--- DATA LINES ---
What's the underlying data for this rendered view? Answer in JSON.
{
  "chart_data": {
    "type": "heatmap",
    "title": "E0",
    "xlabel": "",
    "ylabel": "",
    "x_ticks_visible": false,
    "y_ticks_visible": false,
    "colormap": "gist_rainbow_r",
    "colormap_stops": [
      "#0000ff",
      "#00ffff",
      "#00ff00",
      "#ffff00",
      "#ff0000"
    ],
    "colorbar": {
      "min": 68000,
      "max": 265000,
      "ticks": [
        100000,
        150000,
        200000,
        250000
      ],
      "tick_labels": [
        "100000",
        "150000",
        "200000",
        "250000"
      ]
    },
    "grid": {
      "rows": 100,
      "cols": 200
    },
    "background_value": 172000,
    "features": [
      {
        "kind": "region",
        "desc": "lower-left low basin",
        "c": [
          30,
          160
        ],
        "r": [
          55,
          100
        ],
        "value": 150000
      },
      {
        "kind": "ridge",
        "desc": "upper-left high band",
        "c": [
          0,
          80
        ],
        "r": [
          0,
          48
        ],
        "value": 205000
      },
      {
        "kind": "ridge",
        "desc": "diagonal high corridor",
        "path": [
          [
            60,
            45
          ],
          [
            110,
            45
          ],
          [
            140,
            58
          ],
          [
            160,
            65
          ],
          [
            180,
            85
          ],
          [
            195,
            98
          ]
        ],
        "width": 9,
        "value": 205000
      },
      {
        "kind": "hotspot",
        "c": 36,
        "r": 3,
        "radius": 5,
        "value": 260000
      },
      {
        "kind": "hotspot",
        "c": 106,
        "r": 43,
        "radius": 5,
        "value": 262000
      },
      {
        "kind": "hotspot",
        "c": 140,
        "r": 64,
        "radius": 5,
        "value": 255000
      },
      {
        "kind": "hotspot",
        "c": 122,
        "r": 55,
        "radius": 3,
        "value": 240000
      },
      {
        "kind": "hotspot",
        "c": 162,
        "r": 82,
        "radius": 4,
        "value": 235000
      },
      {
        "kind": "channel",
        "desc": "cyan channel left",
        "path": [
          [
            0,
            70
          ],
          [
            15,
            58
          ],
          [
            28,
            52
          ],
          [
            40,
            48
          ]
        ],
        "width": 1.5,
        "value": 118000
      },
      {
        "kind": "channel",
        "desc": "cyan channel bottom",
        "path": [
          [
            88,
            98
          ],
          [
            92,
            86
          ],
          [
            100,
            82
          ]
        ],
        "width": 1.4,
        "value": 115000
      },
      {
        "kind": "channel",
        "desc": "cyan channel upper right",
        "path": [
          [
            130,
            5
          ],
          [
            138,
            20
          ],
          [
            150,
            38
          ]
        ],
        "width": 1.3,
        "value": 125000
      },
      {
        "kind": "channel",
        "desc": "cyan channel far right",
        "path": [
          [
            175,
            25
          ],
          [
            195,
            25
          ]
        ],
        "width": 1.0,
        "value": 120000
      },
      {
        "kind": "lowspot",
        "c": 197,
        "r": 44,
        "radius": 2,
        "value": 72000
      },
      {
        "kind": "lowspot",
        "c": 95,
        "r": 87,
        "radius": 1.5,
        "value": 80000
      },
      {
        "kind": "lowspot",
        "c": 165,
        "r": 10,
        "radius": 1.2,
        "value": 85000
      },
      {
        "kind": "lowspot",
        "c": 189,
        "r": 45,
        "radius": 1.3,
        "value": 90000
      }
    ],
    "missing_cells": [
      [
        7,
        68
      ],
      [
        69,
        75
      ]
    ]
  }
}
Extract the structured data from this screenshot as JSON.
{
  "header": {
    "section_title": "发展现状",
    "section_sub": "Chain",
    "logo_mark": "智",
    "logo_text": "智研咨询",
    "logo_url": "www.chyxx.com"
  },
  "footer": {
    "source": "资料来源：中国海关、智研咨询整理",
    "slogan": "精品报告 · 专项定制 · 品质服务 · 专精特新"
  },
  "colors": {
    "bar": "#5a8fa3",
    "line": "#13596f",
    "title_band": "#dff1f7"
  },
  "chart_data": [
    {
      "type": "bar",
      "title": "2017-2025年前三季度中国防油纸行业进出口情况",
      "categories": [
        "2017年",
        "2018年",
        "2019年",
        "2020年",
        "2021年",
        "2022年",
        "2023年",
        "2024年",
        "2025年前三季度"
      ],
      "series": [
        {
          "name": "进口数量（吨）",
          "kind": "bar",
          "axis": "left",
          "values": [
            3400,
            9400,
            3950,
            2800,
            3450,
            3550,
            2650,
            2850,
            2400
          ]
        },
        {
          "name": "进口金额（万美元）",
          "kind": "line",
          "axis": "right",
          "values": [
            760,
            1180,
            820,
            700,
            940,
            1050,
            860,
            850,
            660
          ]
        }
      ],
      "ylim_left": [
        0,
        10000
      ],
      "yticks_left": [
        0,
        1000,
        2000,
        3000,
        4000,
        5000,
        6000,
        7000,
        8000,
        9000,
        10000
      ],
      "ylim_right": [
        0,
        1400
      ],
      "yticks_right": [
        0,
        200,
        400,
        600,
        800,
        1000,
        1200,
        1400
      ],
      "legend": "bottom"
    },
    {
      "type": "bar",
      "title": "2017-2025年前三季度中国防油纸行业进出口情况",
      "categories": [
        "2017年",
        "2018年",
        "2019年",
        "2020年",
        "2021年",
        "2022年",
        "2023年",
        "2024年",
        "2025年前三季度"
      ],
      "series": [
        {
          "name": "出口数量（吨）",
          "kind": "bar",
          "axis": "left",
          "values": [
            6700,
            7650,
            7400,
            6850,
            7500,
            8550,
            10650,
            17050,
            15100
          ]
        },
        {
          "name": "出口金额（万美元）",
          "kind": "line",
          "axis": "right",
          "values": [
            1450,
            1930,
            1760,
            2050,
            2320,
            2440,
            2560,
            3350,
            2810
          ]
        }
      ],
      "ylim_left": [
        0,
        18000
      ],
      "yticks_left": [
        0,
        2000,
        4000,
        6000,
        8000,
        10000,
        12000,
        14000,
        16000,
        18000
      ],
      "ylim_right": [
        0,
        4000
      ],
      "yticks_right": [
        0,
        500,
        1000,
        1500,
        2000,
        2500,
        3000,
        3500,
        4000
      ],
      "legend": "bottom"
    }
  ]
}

--- GIVEN PROBLEM ---
Every entry above needs to be quoted exactly.

--- OUTPUT BELOW ---
What's the underlying data for this rendered view? Answer in JSON.
{
  "chart_data": {
    "type": "heatmap",
    "title": "E0",
    "xlabel": "",
    "ylabel": "",
    "x_ticks_visible": false,
    "y_ticks_visible": false,
    "colormap": "gist_rainbow_r",
    "colormap_stops": [
      "#0000ff",
      "#00ffff",
      "#00ff00",
      "#ffff00",
      "#ff0000"
    ],
    "colorbar": {
      "min": 68000,
      "max": 265000,
      "ticks": [
        100000,
        150000,
        200000,
        250000
      ],
      "tick_labels": [
        "100000",
        "150000",
        "200000",
        "250000"
      ]
    },
    "grid": {
      "rows": 100,
      "cols": 200
    },
    "background_value": 172000,
    "features": [
      {
        "kind": "region",
        "desc": "lower-left low basin",
        "c": [
          30,
          160
        ],
        "r": [
          55,
          100
        ],
        "value": 150000
      },
      {
        "kind": "ridge",
        "desc": "upper-left high band",
        "c": [
          0,
          80
        ],
        "r": [
          0,
          48
        ],
        "value": 205000
      },
      {
        "kind": "ridge",
        "desc": "diagonal high corridor",
        "path": [
          [
            60,
            45
          ],
          [
            110,
            45
          ],
          [
            140,
            58
          ],
          [
            160,
            65
          ],
          [
            180,
            85
          ],
          [
            195,
            98
          ]
        ],
        "width": 9,
        "value": 205000
      },
      {
        "kind": "hotspot",
        "c": 36,
        "r": 3,
        "radius": 5,
        "value": 260000
      },
      {
        "kind": "hotspot",
        "c": 106,
        "r": 43,
        "radius": 5,
        "value": 262000
      },
      {
        "kind": "hotspot",
        "c": 140,
        "r": 64,
        "radius": 5,
        "value": 255000
      },
      {
        "kind": "hotspot",
        "c": 122,
        "r": 55,
        "radius": 3,
        "value": 240000
      },
      {
        "kind": "hotspot",
        "c": 162,
        "r": 82,
        "radius": 4,
        "value": 235000
      },
      {
        "kind": "channel",
        "desc": "cyan channel left",
        "path": [
          [
            0,
            70
          ],
          [
            15,
            58
          ],
          [
            28,
            52
          ],
          [
            40,
            48
          ]
        ],
        "width": 1.5,
        "value": 118000
      },
      {
        "kind": "channel",
        "desc": "cyan channel bottom",
        "path": [
          [
            88,
            98
          ],
          [
            92,
            86
          ],
          [
            100,
            82
          ]
        ],
        "width": 1.4,
        "value": 115000
      },
      {
        "kind": "channel",
        "desc": "cyan channel upper right",
        "path": [
          [
            130,
            5
          ],
          [
            138,
            20
          ],
          [
            150,
            38
          ]
        ],
        "width": 1.3,
        "value": 125000
      },
      {
        "kind": "channel",
        "desc": "cyan channel far right",
        "path": [
          [
            175,
            25
          ],
          [
            195,
            25
          ]
        ],
        "width": 1.0,
        "value": 120000
      },
      {
        "kind": "lowspot",
        "c": 197,
        "r": 44,
        "radius": 2,
        "value": 72000
      },
      {
        "kind": "lowspot",
        "c": 95,
        "r": 87,
        "radius": 1.5,
        "value": 80000
      },
      {
        "kind": "lowspot",
        "c": 165,
        "r": 10,
        "radius": 1.2,
        "value": 85000
      },
      {
        "kind": "lowspot",
        "c": 189,
        "r": 45,
        "radius": 1.3,
        "value": 90000
      }
    ],
    "missing_cells": [
      [
        7,
        68
      ],
      [
        69,
        75
      ]
    ]
  }
}
Extract the structured data from this screenshot as JSON.
{
  "header": {
    "section_title": "发展现状",
    "section_sub": "Chain",
    "logo_mark": "智",
    "logo_text": "智研咨询",
    "logo_url": "www.chyxx.com"
  },
  "footer": {
    "source": "资料来源：中国海关、智研咨询整理",
    "slogan": "精品报告 · 专项定制 · 品质服务 · 专精特新"
  },
  "colors": {
    "bar": "#5a8fa3",
    "line": "#13596f",
    "title_band": "#dff1f7"
  },
  "chart_data": [
    {
      "type": "bar",
      "title": "2017-2025年前三季度中国防油纸行业进出口情况",
      "categories": [
        "2017年",
        "2018年",
        "2019年",
        "2020年",
        "2021年",
        "2022年",
        "2023年",
        "2024年",
        "2025年前三季度"
      ],
      "series": [
        {
          "name": "进口数量（吨）",
          "kind": "bar",
          "axis": "left",
          "values": [
            3400,
            9400,
            3950,
            2800,
            3450,
            3550,
            2650,
            2850,
            2400
          ]
        },
        {
          "name": "进口金额（万美元）",
          "kind": "line",
          "axis": "right",
          "values": [
            760,
            1180,
            820,
            700,
            940,
            1050,
            860,
            850,
            660
          ]
        }
      ],
      "ylim_left": [
        0,
        10000
      ],
      "yticks_left": [
        0,
        1000,
        2000,
        3000,
        4000,
        5000,
        6000,
        7000,
        8000,
        9000,
        10000
      ],
      "ylim_right": [
        0,
        1400
      ],
      "yticks_right": [
        0,
        200,
        400,
        600,
        800,
        1000,
        1200,
        1400
      ],
      "legend": "bottom"
    },
    {
      "type": "bar",
      "title": "2017-2025年前三季度中国防油纸行业进出口情况",
      "categories": [
        "2017年",
        "2018年",
        "2019年",
        "2020年",
        "2021年",
        "2022年",
        "2023年",
        "2024年",
        "2025年前三季度"
      ],
      "series": [
        {
          "name": "出口数量（吨）",
          "kind": "bar",
          "axis": "left",
          "values": [
            6700,
            7650,
            7400,
            6850,
            7500,
            8550,
            10650,
            17050,
            15100
          ]
        },
        {
          "name": "出口金额（万美元）",
          "kind": "line",
          "axis": "right",
          "values": [
            1450,
            1930,
            1760,
            2050,
            2320,
            2440,
            2560,
            3350,
            2810
          ]
        }
      ],
      "ylim_left": [
        0,
        18000
      ],
      "yticks_left": [
        0,
        2000,
        4000,
        6000,
        8000,
        10000,
        12000,
        14000,
        16000,
        18000
      ],
      "ylim_right": [
        0,
        4000
      ],
      "yticks_right": [
        0,
        500,
        1000,
        1500,
        2000,
        2500,
        3000,
        3500,
        4000
      ],
      "legend": "bottom"
    }
  ]
}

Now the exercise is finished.